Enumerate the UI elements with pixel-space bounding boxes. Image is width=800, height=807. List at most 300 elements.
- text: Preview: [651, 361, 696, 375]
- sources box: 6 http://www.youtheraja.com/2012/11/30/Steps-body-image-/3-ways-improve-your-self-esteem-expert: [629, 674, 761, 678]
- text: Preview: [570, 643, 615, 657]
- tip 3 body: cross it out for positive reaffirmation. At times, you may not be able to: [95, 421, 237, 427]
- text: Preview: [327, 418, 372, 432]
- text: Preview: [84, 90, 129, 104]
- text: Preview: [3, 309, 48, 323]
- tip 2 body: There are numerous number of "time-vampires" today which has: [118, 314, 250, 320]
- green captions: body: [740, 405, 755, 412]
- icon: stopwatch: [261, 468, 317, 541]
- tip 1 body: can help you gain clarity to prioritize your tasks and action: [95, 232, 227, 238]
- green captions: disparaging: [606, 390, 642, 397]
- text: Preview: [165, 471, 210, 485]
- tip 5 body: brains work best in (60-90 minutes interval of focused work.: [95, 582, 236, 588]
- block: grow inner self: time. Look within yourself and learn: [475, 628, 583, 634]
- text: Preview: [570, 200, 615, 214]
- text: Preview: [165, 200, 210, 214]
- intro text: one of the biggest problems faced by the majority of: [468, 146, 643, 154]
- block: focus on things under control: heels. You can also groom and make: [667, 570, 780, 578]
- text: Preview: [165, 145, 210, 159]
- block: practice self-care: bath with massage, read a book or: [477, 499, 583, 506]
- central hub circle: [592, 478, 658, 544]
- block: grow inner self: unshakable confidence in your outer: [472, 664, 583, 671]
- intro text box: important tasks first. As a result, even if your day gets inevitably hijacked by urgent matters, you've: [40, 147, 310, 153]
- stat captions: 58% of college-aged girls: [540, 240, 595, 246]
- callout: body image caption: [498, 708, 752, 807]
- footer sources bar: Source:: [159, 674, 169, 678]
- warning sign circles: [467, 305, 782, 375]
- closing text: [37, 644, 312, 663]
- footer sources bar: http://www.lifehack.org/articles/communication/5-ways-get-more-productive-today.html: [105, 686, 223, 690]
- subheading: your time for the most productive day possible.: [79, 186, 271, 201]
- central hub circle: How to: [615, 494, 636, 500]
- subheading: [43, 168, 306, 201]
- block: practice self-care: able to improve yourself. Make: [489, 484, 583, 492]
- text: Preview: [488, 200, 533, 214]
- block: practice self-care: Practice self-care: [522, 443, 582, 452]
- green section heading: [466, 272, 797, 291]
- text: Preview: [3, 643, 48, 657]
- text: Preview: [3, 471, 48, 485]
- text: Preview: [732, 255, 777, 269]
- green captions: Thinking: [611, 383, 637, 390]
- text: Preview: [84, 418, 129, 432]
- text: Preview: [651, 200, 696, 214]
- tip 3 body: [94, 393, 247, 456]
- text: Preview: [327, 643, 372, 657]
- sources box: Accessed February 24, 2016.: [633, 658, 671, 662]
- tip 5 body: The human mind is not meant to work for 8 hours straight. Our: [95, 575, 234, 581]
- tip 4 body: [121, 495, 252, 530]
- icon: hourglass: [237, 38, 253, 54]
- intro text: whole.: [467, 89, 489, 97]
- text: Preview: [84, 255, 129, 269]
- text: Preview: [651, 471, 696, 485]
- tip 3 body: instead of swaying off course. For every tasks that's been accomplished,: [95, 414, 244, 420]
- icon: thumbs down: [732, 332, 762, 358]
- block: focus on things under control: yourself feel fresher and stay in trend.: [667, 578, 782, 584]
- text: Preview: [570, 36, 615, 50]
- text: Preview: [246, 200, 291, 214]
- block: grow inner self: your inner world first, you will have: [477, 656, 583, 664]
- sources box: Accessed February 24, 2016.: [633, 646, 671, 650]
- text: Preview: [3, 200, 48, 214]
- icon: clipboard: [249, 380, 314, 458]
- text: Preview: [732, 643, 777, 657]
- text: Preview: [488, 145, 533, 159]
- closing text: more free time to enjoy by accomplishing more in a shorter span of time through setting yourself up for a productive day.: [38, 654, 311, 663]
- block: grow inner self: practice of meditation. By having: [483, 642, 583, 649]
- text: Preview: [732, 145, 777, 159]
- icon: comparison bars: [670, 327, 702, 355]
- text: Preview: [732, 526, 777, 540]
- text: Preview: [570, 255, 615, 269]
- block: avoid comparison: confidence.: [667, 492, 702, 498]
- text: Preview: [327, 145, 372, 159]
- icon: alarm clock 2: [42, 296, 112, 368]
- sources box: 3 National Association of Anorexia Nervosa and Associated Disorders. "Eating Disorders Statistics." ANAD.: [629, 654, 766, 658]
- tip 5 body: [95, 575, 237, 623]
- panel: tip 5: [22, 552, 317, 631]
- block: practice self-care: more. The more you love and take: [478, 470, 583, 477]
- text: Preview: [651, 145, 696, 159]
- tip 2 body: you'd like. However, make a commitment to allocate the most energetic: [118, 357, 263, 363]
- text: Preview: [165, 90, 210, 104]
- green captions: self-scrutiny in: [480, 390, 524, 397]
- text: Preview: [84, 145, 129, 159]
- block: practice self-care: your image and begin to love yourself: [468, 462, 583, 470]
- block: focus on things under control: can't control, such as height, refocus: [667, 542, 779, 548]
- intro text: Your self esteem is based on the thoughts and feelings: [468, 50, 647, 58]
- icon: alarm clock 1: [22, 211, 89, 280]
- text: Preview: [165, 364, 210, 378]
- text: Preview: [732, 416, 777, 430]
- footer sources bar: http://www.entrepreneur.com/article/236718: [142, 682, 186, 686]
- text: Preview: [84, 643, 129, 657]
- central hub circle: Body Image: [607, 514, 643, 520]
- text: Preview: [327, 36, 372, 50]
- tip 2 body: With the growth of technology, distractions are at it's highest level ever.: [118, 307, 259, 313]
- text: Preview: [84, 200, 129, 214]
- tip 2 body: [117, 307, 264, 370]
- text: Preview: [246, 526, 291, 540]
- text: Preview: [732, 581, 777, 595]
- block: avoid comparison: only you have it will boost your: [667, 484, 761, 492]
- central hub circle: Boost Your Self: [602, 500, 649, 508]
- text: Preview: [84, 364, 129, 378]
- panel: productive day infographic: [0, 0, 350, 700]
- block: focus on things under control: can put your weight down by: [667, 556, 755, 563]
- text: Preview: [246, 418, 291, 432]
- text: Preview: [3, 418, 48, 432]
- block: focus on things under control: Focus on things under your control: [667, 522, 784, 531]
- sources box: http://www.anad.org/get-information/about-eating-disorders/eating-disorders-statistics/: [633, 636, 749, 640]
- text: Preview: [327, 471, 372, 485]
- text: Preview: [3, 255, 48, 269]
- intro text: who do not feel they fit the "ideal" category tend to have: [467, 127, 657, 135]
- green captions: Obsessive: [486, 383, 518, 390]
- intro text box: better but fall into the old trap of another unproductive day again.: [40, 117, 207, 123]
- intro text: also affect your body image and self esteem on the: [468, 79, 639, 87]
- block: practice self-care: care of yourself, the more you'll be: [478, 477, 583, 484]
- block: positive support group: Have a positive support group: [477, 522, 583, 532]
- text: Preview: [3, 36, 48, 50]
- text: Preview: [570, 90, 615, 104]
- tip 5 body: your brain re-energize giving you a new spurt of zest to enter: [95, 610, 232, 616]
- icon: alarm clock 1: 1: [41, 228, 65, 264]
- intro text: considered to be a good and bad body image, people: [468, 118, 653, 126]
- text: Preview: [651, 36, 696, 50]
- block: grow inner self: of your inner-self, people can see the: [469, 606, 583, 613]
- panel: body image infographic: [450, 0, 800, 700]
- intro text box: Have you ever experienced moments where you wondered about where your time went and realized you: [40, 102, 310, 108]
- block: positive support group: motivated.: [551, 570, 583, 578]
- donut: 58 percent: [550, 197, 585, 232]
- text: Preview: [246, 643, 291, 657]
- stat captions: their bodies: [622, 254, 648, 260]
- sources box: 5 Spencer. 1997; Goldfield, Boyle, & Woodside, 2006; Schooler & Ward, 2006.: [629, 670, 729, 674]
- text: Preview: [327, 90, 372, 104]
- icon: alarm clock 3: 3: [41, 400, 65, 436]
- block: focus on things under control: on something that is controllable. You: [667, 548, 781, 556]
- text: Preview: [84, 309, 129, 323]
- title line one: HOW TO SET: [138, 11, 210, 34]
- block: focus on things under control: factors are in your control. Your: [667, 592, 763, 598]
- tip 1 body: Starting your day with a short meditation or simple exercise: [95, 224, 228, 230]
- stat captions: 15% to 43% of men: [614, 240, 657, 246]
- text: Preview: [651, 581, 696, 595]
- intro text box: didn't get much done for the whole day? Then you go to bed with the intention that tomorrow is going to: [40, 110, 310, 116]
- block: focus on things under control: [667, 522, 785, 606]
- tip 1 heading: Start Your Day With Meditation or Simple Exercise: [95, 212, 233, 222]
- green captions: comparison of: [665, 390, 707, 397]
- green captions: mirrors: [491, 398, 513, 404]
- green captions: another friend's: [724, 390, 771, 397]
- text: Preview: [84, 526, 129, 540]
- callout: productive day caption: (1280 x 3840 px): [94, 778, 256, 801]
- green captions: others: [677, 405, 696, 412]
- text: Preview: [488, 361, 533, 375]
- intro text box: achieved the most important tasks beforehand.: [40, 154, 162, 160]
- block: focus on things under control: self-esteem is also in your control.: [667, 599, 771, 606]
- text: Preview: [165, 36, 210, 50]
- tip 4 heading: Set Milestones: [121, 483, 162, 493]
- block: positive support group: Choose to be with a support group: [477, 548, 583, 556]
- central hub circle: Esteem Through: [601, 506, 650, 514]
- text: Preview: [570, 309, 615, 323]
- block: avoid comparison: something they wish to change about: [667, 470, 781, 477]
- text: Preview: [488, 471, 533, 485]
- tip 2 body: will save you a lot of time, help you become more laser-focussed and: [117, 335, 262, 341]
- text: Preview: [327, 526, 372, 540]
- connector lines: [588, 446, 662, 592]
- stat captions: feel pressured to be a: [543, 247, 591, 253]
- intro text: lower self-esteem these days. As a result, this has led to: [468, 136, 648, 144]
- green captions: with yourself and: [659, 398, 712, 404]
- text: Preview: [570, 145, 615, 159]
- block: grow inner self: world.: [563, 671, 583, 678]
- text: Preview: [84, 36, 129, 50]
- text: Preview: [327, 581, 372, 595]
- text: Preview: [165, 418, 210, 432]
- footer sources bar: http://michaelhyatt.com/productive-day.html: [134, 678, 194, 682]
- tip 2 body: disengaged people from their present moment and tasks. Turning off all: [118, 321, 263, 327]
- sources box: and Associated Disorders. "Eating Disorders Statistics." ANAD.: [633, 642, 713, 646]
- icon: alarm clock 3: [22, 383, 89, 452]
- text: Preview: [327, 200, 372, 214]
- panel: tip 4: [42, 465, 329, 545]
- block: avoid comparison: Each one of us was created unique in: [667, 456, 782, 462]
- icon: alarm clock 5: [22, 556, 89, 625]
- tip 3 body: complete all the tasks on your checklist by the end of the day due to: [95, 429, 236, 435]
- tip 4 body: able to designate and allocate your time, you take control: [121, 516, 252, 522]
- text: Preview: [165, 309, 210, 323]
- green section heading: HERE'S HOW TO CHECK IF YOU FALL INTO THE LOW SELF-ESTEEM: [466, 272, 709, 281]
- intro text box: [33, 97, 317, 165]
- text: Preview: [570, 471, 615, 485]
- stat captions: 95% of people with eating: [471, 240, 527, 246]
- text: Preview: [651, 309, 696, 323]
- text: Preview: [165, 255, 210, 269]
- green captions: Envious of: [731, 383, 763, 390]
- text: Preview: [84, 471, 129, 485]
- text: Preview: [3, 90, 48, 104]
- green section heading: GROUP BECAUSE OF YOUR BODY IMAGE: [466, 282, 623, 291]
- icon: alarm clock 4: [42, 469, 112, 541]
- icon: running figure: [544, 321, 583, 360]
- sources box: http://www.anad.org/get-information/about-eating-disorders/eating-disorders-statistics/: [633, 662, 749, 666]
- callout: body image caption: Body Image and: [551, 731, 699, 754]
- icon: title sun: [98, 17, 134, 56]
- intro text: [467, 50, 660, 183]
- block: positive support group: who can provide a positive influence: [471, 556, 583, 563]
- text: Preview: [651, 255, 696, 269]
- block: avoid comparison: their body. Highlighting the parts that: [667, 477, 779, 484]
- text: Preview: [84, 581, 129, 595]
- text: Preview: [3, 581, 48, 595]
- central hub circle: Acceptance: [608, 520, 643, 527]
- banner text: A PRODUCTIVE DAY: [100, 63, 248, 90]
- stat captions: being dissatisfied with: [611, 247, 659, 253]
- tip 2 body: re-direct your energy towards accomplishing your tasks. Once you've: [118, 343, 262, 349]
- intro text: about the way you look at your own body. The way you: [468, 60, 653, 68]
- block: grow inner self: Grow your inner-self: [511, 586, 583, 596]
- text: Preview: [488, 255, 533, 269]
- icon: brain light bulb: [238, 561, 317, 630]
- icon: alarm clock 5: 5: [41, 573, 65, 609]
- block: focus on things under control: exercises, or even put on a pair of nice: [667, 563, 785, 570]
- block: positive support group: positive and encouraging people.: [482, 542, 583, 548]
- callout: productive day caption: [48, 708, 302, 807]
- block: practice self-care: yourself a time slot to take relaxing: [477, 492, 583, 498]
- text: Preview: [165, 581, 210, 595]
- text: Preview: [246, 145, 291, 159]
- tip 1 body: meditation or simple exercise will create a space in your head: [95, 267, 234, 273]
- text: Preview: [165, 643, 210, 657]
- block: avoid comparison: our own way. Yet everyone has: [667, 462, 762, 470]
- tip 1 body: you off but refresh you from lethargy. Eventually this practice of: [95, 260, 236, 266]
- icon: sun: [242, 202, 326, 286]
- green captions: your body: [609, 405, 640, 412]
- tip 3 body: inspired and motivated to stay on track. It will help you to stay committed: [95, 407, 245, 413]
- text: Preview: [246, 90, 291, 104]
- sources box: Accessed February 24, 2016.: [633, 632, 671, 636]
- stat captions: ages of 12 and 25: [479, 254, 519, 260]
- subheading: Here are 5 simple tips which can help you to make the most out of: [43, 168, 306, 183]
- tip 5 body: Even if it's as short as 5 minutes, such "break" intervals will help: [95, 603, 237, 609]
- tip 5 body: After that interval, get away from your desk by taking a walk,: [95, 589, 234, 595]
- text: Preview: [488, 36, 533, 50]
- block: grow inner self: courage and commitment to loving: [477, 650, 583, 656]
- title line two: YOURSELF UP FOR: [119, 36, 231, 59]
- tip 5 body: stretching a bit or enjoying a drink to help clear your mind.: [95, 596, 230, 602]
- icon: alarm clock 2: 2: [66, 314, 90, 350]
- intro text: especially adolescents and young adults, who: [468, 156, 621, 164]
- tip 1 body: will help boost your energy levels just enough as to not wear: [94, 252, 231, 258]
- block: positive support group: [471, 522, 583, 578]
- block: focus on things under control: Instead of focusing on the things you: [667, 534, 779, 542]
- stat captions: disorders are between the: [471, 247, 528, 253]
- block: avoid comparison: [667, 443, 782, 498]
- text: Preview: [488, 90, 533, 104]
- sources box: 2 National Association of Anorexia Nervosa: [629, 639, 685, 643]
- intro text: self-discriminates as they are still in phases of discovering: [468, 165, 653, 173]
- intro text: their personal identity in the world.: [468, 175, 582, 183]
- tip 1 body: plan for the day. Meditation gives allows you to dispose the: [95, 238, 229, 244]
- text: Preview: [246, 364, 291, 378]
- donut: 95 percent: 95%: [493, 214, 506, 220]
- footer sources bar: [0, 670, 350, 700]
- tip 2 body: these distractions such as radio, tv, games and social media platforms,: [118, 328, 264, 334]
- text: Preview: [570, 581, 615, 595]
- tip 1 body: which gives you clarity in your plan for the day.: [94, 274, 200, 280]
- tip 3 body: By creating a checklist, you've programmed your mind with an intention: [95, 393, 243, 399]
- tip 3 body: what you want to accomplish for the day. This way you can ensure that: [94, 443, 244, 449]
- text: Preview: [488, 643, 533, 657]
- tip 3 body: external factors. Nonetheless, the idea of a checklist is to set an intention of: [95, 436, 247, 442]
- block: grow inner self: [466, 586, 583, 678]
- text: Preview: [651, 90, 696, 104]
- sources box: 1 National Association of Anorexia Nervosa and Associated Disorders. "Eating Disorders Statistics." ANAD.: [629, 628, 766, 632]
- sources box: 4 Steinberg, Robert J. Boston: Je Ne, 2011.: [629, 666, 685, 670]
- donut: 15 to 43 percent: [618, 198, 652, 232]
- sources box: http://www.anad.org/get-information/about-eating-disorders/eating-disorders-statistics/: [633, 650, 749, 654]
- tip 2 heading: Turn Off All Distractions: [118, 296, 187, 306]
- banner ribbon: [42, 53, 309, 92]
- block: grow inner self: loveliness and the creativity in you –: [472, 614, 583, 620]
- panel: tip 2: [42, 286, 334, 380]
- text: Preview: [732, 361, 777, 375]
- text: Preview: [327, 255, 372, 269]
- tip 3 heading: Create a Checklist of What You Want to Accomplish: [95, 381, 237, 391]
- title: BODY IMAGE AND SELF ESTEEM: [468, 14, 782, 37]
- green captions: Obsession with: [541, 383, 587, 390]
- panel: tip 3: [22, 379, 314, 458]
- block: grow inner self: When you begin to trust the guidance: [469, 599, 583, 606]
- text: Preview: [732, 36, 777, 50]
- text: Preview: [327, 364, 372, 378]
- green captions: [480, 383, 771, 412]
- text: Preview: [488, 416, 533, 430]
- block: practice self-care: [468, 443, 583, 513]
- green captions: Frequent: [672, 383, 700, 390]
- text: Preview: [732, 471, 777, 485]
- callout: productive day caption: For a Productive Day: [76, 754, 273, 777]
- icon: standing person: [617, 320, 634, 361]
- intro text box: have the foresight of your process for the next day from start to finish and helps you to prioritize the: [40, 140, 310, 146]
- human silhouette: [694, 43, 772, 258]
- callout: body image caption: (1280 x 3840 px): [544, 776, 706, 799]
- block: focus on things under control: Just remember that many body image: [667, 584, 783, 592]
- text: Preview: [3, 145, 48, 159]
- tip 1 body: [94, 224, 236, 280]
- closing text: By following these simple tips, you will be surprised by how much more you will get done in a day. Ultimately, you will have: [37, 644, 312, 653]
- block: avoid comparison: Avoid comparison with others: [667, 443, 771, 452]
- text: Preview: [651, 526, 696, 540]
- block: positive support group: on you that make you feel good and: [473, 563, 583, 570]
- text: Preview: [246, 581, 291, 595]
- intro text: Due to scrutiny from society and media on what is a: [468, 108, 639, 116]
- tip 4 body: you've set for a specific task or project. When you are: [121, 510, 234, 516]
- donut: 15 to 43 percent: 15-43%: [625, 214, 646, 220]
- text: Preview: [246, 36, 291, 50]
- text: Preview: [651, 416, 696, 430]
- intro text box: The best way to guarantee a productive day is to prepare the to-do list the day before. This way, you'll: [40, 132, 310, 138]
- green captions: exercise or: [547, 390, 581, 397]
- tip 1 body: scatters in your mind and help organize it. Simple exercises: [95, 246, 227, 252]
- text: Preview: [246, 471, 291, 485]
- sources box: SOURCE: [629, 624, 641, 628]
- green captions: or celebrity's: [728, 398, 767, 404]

GIVEN TASK:
Give the data from its first line up to and including the line with "- sources box: 6" as a Markdown table with the columns Row and Data line. Number each line, and leave out blank lines.

THE RESPONSE:
| Row | Data line |
|---|---|
| 1 | Enumerate the UI elements with pixel-space bounding boxes. Image is width=800, height=807. List at most 300 elements. |
| 2 | - text: Preview: [651, 361, 696, 375] |
| 3 | - sources box: 6 http://www.youtheraja.com/2012/11/30/Steps-body-image-/3-ways-improve-your-self-esteem-expert: [629, 674, 761, 678] |